■ **Data provided**:
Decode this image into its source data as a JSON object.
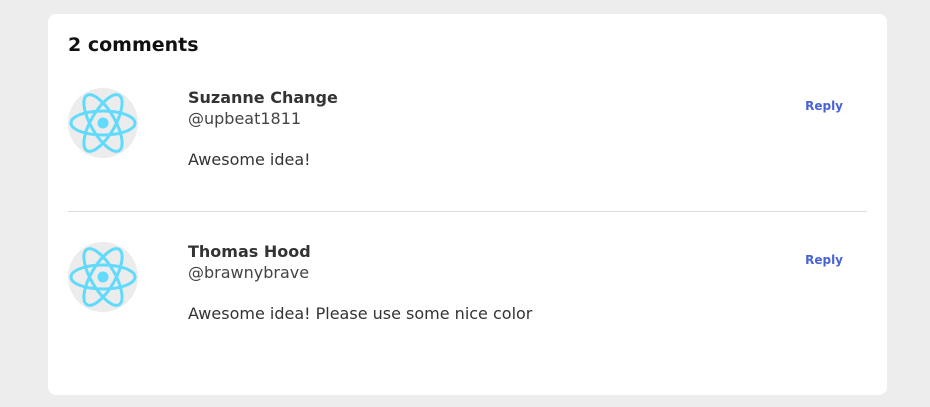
{
  "comments_heading": "2 comments",
  "colors": {
    "accent": "#4a62d4",
    "avatar_logo": "#61dafb"
  },
  "comments": [
    {
      "author": "Suzanne Change",
      "handle": "@upbeat1811",
      "text": "Awesome idea!",
      "reply_label": "Reply",
      "avatar_icon": "react-logo-icon"
    },
    {
      "author": "Thomas Hood",
      "handle": "@brawnybrave",
      "text": "Awesome idea! Please use some nice color",
      "reply_label": "Reply",
      "avatar_icon": "react-logo-icon"
    }
  ]
}
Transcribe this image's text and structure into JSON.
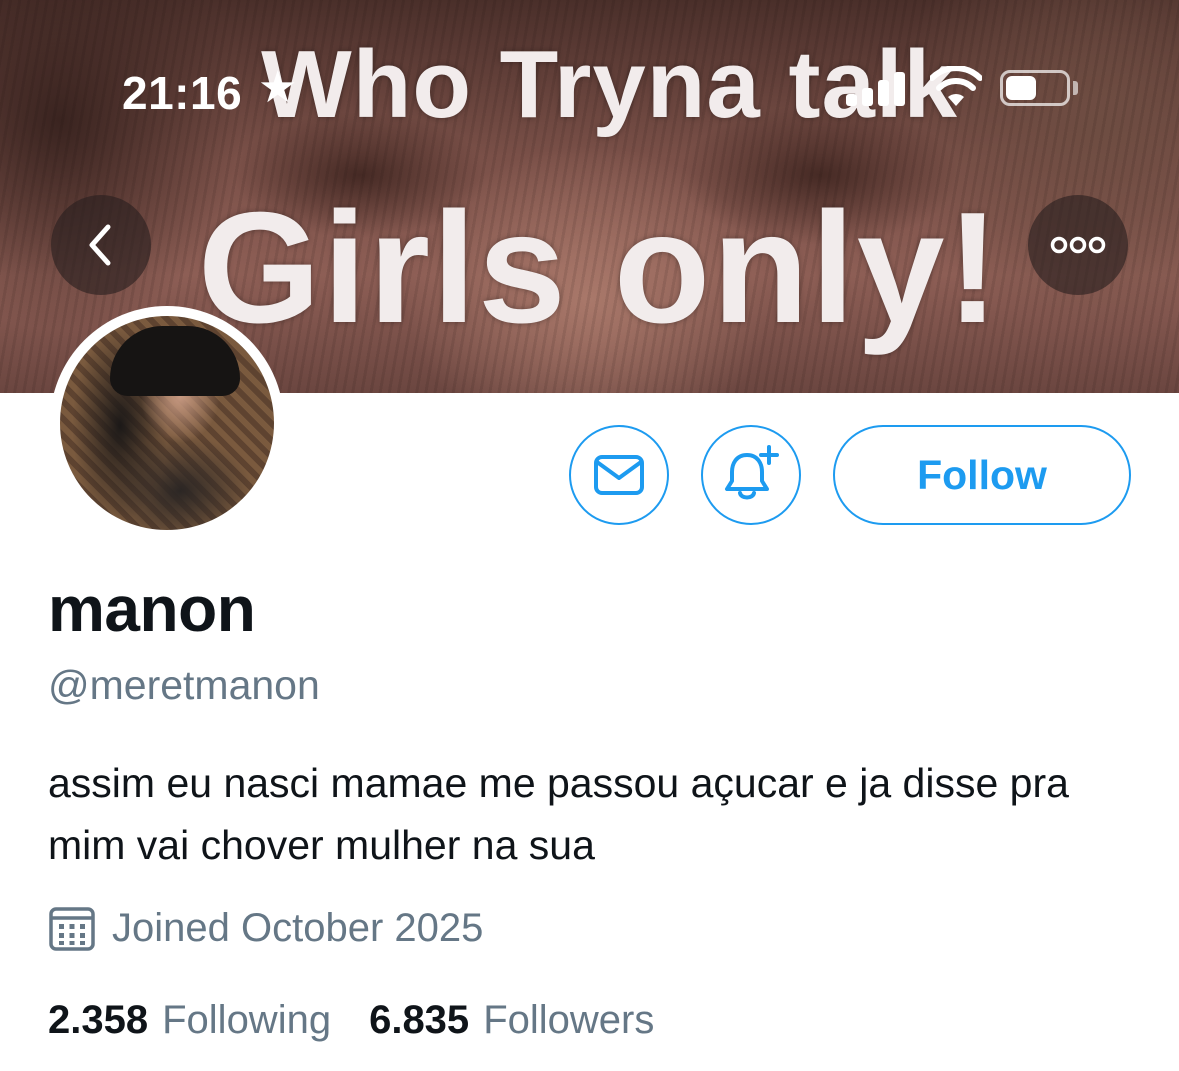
{
  "status_bar": {
    "time": "21:16",
    "star": "★"
  },
  "banner": {
    "line1": "Who Tryna talk",
    "line2": "Girls only!"
  },
  "profile": {
    "display_name": "manon",
    "handle": "@meretmanon",
    "bio": "assim eu nasci mamae me passou açucar e ja disse pra mim vai chover mulher na sua",
    "joined": "Joined October 2025"
  },
  "actions": {
    "follow_label": "Follow"
  },
  "stats": {
    "following_count": "2.358",
    "following_label": "Following",
    "followers_count": "6.835",
    "followers_label": "Followers"
  },
  "icons": {
    "back": "chevron-left-icon",
    "more": "more-horizontal-icon",
    "message": "envelope-icon",
    "notify": "bell-plus-icon",
    "calendar": "calendar-icon"
  },
  "colors": {
    "accent": "#1d9bf0",
    "secondary_text": "#657786",
    "primary_text": "#0f1419"
  }
}
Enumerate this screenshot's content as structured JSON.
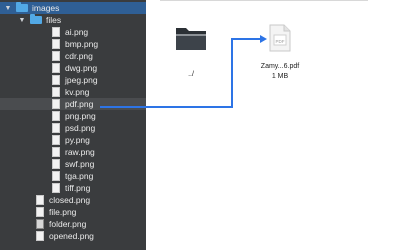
{
  "sidebar": {
    "folder_root": "images",
    "folder_files": "files",
    "files": [
      "ai.png",
      "bmp.png",
      "cdr.png",
      "dwg.png",
      "jpeg.png",
      "kv.png",
      "pdf.png",
      "png.png",
      "psd.png",
      "py.png",
      "raw.png",
      "swf.png",
      "tga.png",
      "tiff.png"
    ],
    "bottom_items": [
      "closed.png",
      "file.png",
      "folder.png",
      "opened.png"
    ]
  },
  "main": {
    "parent_label": "../",
    "pdf_name": "Zamy...6.pdf",
    "pdf_size": "1 MB",
    "pdf_badge": "PDF"
  },
  "colors": {
    "sidebar_bg": "#3a3c3e",
    "selected_bg": "#2f5f95",
    "folder_blue": "#52a9e6",
    "link_blue": "#2d74e6"
  }
}
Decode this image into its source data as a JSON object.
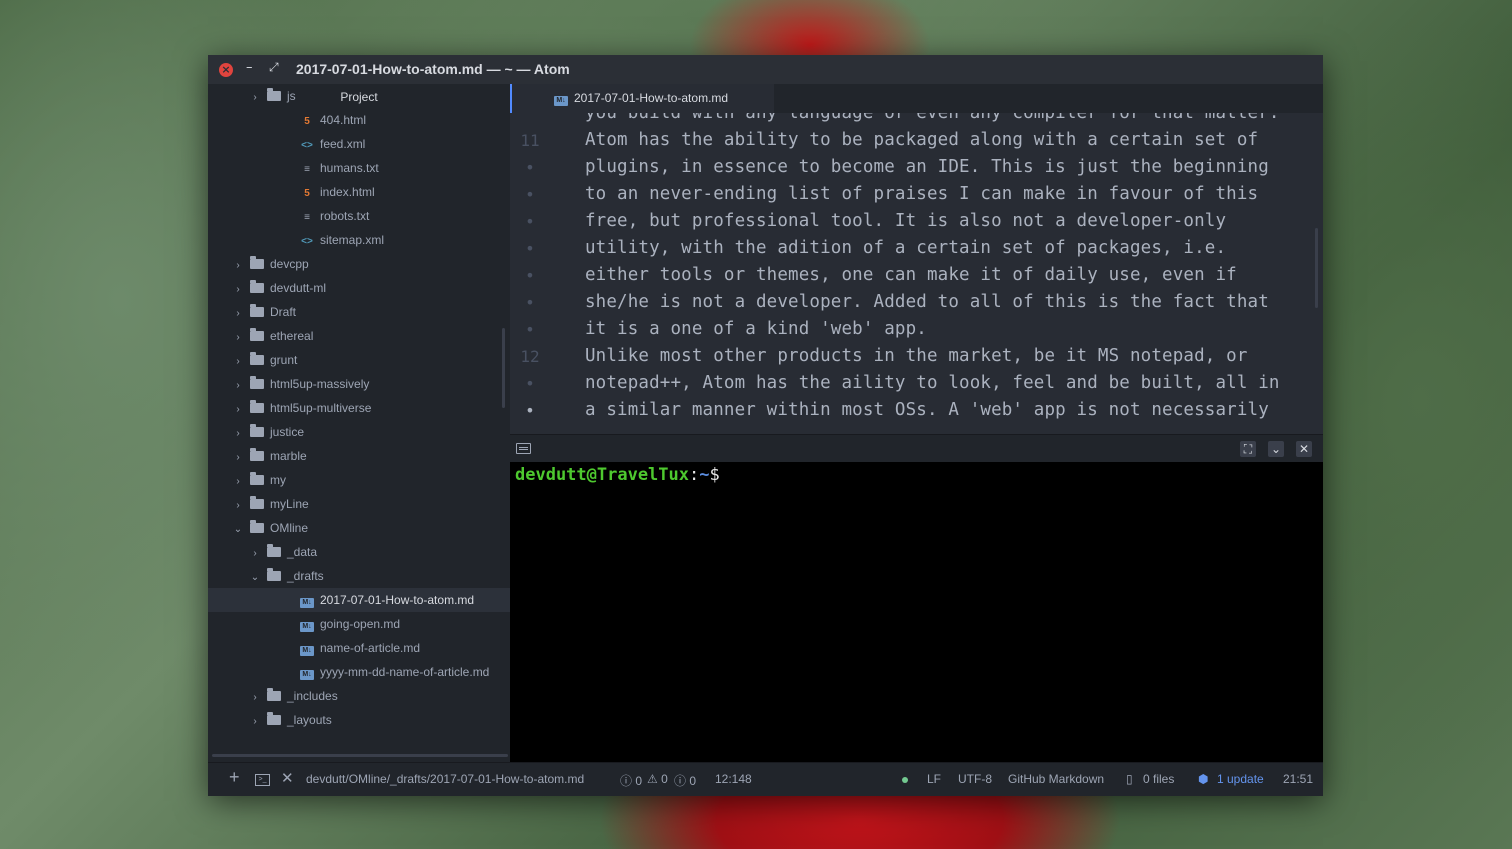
{
  "window": {
    "title": "2017-07-01-How-to-atom.md — ~ — Atom",
    "close_glyph": "×",
    "minimize_glyph": "–",
    "maximize_glyph": "⤢"
  },
  "sidebar": {
    "header": "Project",
    "items": [
      {
        "label": "js",
        "type": "folder",
        "depth": 1,
        "expanded": false
      },
      {
        "label": "404.html",
        "type": "html",
        "depth": 2
      },
      {
        "label": "feed.xml",
        "type": "xml",
        "depth": 2
      },
      {
        "label": "humans.txt",
        "type": "txt",
        "depth": 2
      },
      {
        "label": "index.html",
        "type": "html",
        "depth": 2
      },
      {
        "label": "robots.txt",
        "type": "txt",
        "depth": 2
      },
      {
        "label": "sitemap.xml",
        "type": "xml",
        "depth": 2
      },
      {
        "label": "devcpp",
        "type": "folder",
        "depth": 0,
        "expanded": false
      },
      {
        "label": "devdutt-ml",
        "type": "folder",
        "depth": 0,
        "expanded": false
      },
      {
        "label": "Draft",
        "type": "folder",
        "depth": 0,
        "expanded": false
      },
      {
        "label": "ethereal",
        "type": "folder",
        "depth": 0,
        "expanded": false
      },
      {
        "label": "grunt",
        "type": "folder",
        "depth": 0,
        "expanded": false
      },
      {
        "label": "html5up-massively",
        "type": "folder",
        "depth": 0,
        "expanded": false
      },
      {
        "label": "html5up-multiverse",
        "type": "folder",
        "depth": 0,
        "expanded": false
      },
      {
        "label": "justice",
        "type": "folder",
        "depth": 0,
        "expanded": false
      },
      {
        "label": "marble",
        "type": "folder",
        "depth": 0,
        "expanded": false
      },
      {
        "label": "my",
        "type": "folder",
        "depth": 0,
        "expanded": false
      },
      {
        "label": "myLine",
        "type": "folder",
        "depth": 0,
        "expanded": false
      },
      {
        "label": "OMline",
        "type": "folder",
        "depth": 0,
        "expanded": true
      },
      {
        "label": "_data",
        "type": "folder",
        "depth": 1,
        "expanded": false
      },
      {
        "label": "_drafts",
        "type": "folder",
        "depth": 1,
        "expanded": true
      },
      {
        "label": "2017-07-01-How-to-atom.md",
        "type": "md",
        "depth": 2,
        "selected": true
      },
      {
        "label": "going-open.md",
        "type": "md",
        "depth": 2
      },
      {
        "label": "name-of-article.md",
        "type": "md",
        "depth": 2
      },
      {
        "label": "yyyy-mm-dd-name-of-article.md",
        "type": "md",
        "depth": 2
      },
      {
        "label": "_includes",
        "type": "folder",
        "depth": 1,
        "expanded": false
      },
      {
        "label": "_layouts",
        "type": "folder",
        "depth": 1,
        "expanded": false
      }
    ]
  },
  "tab": {
    "label": "2017-07-01-How-to-atom.md",
    "icon_text": "M↓"
  },
  "editor": {
    "lines": [
      {
        "gutter": "",
        "text": "you build with any language or even any compiler for that matter."
      },
      {
        "gutter": "11",
        "text": "Atom has the ability to be packaged along with a certain set of"
      },
      {
        "gutter": "•",
        "text": "plugins, in essence to become an IDE. This is just the beginning"
      },
      {
        "gutter": "•",
        "text": "to an never-ending list of praises I can make in favour of this"
      },
      {
        "gutter": "•",
        "text": "free, but professional tool. It is also not a developer-only"
      },
      {
        "gutter": "•",
        "text": "utility, with the adition of a certain set of packages, i.e."
      },
      {
        "gutter": "•",
        "text": "either tools or themes, one can make it of daily use, even if"
      },
      {
        "gutter": "•",
        "text": "she/he is not a developer. Added to all of this is the fact that"
      },
      {
        "gutter": "•",
        "text": "it is a one of a kind 'web' app."
      },
      {
        "gutter": "12",
        "text": "Unlike most other products in the market, be it MS notepad, or"
      },
      {
        "gutter": "•",
        "text": "notepad++, Atom has the aility to look, feel and be built, all in"
      },
      {
        "gutter": "•",
        "text": "a similar manner within most OSs. A 'web' app is not necessarily"
      }
    ]
  },
  "terminal": {
    "user_host": "devdutt@TravelTux",
    "separator": ":",
    "cwd": "~",
    "prompt_symbol": "$",
    "buttons": {
      "maximize": "⛶",
      "hide": "⌄",
      "close": "✕"
    }
  },
  "statusbar": {
    "add_glyph": "+",
    "terminal_glyph": ">_",
    "close_glyph": "✕",
    "file_path": "devdutt/OMline/_drafts/2017-07-01-How-to-atom.md",
    "errors": "ⓘ 0",
    "warnings": "⚠ 0",
    "infos": "ⓘ 0",
    "cursor_position": "12:148",
    "line_ending": "LF",
    "encoding": "UTF-8",
    "grammar": "GitHub Markdown",
    "git_files": "0 files",
    "updates": "1 update",
    "clock": "21:51"
  },
  "colors": {
    "accent": "#528bff",
    "prompt_user": "#4ec92f",
    "prompt_dir": "#5b8de0",
    "update_link": "#6494ed",
    "close_button": "#e0443e"
  }
}
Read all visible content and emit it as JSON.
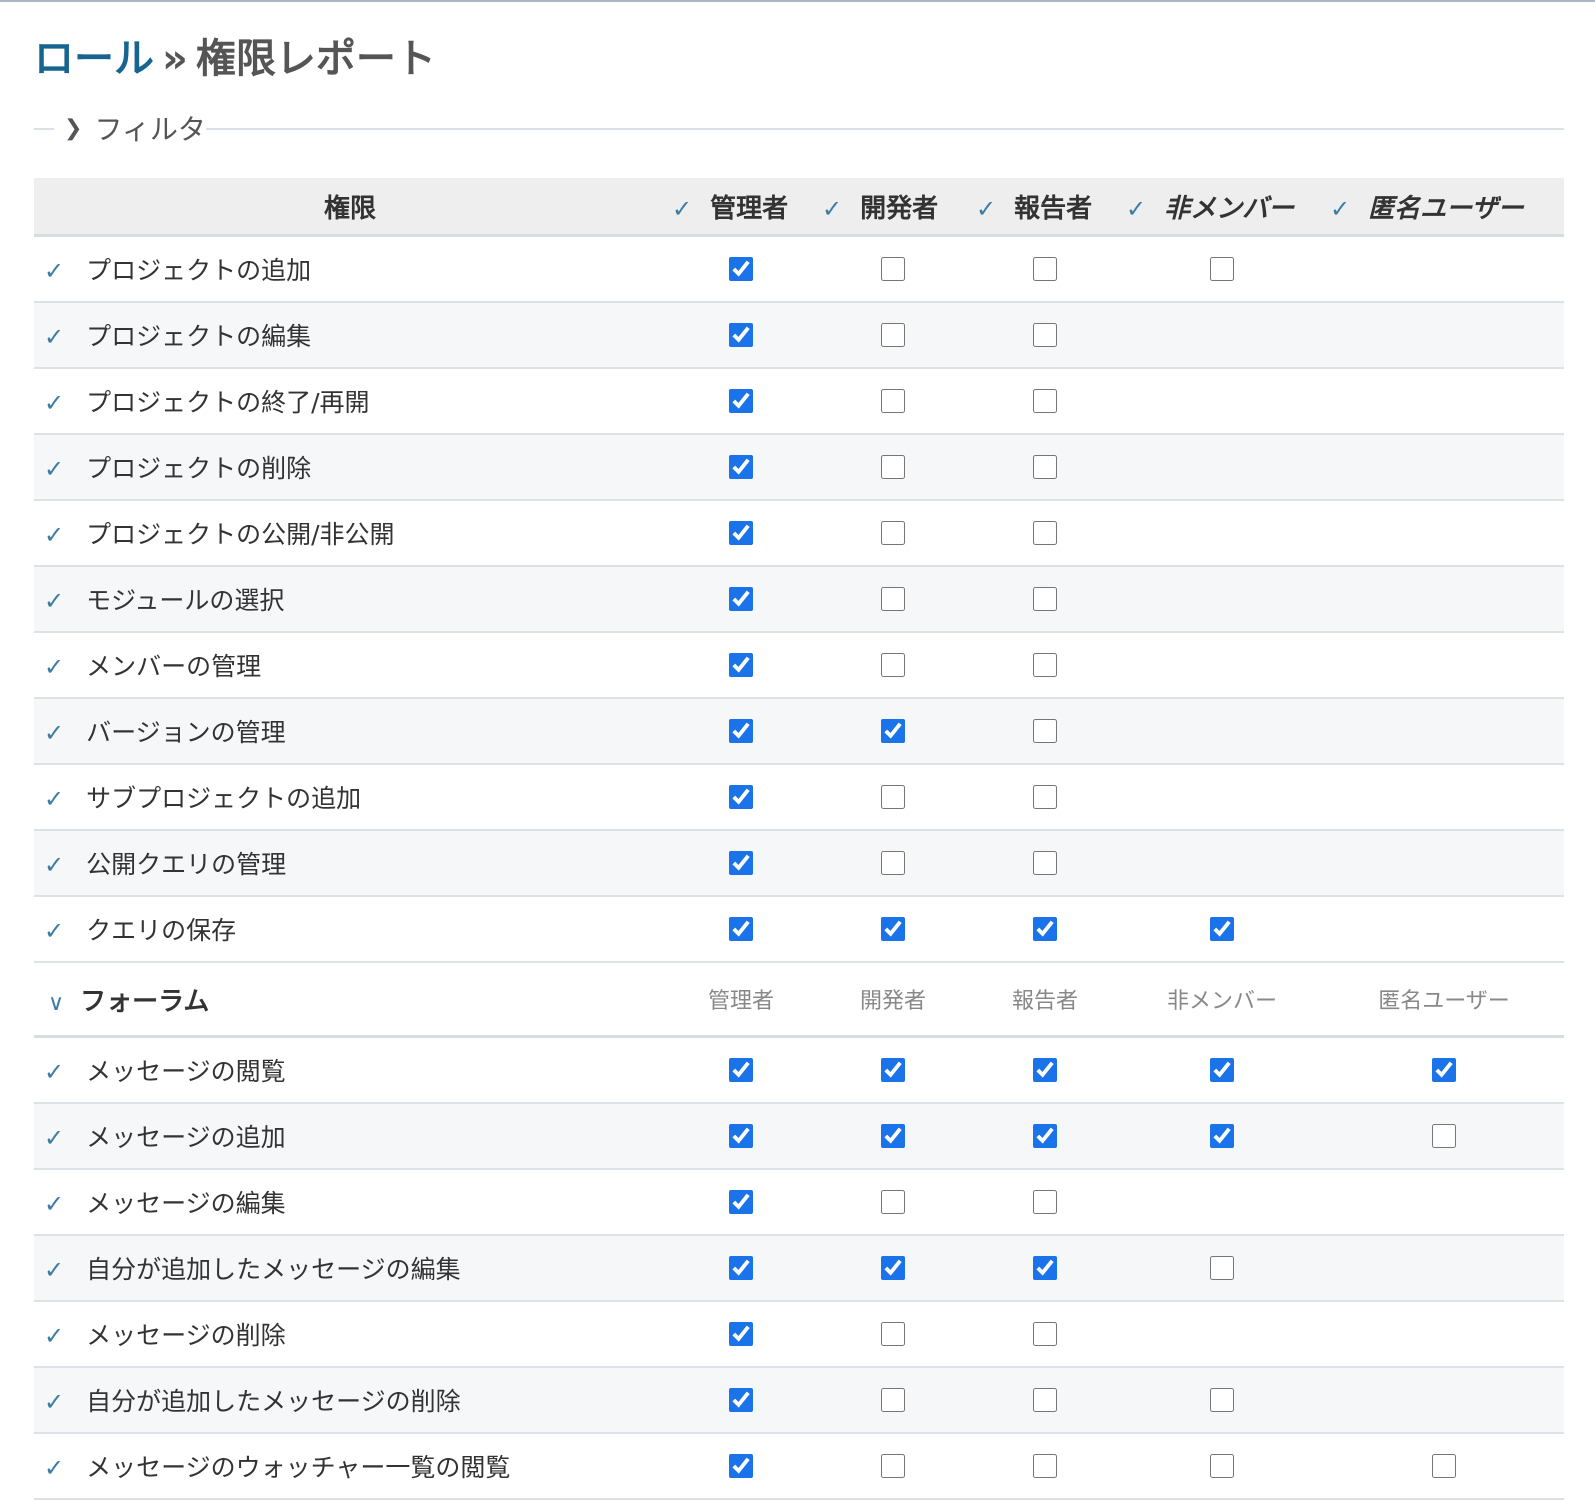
{
  "header": {
    "breadcrumb_link": "ロール",
    "separator": "»",
    "page_title": "権限レポート"
  },
  "filter": {
    "chevron_icon": "chevron-right-icon",
    "label": "フィルタ"
  },
  "table": {
    "permission_header": "権限",
    "check_icon": "check-icon",
    "roles": [
      {
        "id": "manager",
        "label": "管理者",
        "builtin": false
      },
      {
        "id": "developer",
        "label": "開発者",
        "builtin": false
      },
      {
        "id": "reporter",
        "label": "報告者",
        "builtin": false
      },
      {
        "id": "non-member",
        "label": "非メンバー",
        "builtin": true
      },
      {
        "id": "anonymous",
        "label": "匿名ユーザー",
        "builtin": true
      }
    ],
    "general_permissions": [
      {
        "name": "プロジェクトの追加",
        "values": [
          true,
          false,
          false,
          false,
          null
        ]
      },
      {
        "name": "プロジェクトの編集",
        "values": [
          true,
          false,
          false,
          null,
          null
        ]
      },
      {
        "name": "プロジェクトの終了/再開",
        "values": [
          true,
          false,
          false,
          null,
          null
        ]
      },
      {
        "name": "プロジェクトの削除",
        "values": [
          true,
          false,
          false,
          null,
          null
        ]
      },
      {
        "name": "プロジェクトの公開/非公開",
        "values": [
          true,
          false,
          false,
          null,
          null
        ]
      },
      {
        "name": "モジュールの選択",
        "values": [
          true,
          false,
          false,
          null,
          null
        ]
      },
      {
        "name": "メンバーの管理",
        "values": [
          true,
          false,
          false,
          null,
          null
        ]
      },
      {
        "name": "バージョンの管理",
        "values": [
          true,
          true,
          false,
          null,
          null
        ]
      },
      {
        "name": "サブプロジェクトの追加",
        "values": [
          true,
          false,
          false,
          null,
          null
        ]
      },
      {
        "name": "公開クエリの管理",
        "values": [
          true,
          false,
          false,
          null,
          null
        ]
      },
      {
        "name": "クエリの保存",
        "values": [
          true,
          true,
          true,
          true,
          null
        ]
      }
    ],
    "groups": [
      {
        "name": "フォーラム",
        "expander_icon": "chevron-down-icon",
        "permissions": [
          {
            "name": "メッセージの閲覧",
            "values": [
              true,
              true,
              true,
              true,
              true
            ]
          },
          {
            "name": "メッセージの追加",
            "values": [
              true,
              true,
              true,
              true,
              false
            ]
          },
          {
            "name": "メッセージの編集",
            "values": [
              true,
              false,
              false,
              null,
              null
            ]
          },
          {
            "name": "自分が追加したメッセージの編集",
            "values": [
              true,
              true,
              true,
              false,
              null
            ]
          },
          {
            "name": "メッセージの削除",
            "values": [
              true,
              false,
              false,
              null,
              null
            ]
          },
          {
            "name": "自分が追加したメッセージの削除",
            "values": [
              true,
              false,
              false,
              false,
              null
            ]
          },
          {
            "name": "メッセージのウォッチャー一覧の閲覧",
            "values": [
              true,
              false,
              false,
              false,
              false
            ]
          }
        ]
      }
    ]
  }
}
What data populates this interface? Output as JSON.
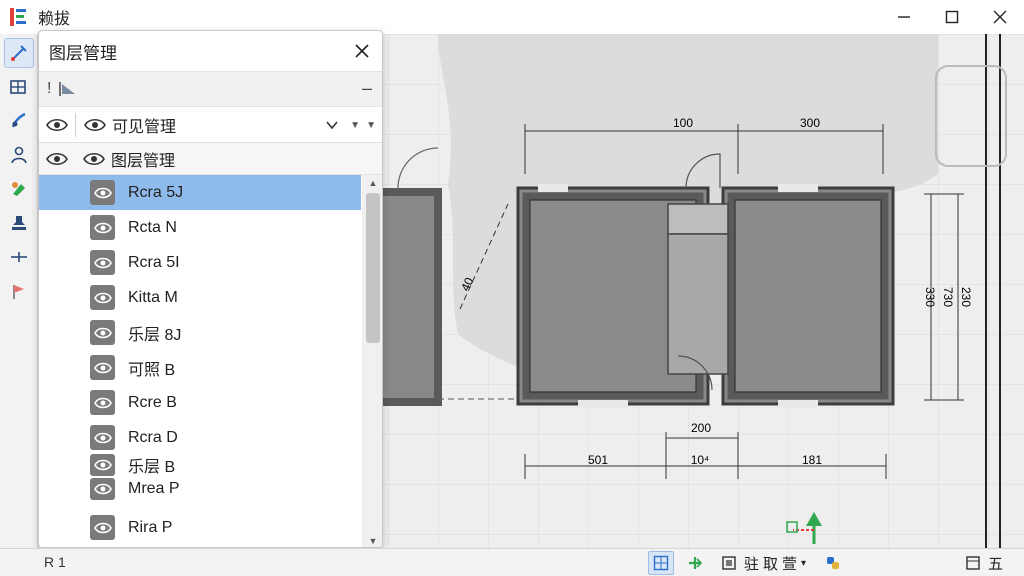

■ **Your goal**:
Whichever lines contain the string "developer", select and copy them.

■ **Right answer**:
        "text": "free, but professional tool. It is also not a developer-only"
        "text": "she/he is not a developer. Added to all of this is the fact that"
        "id": "developer",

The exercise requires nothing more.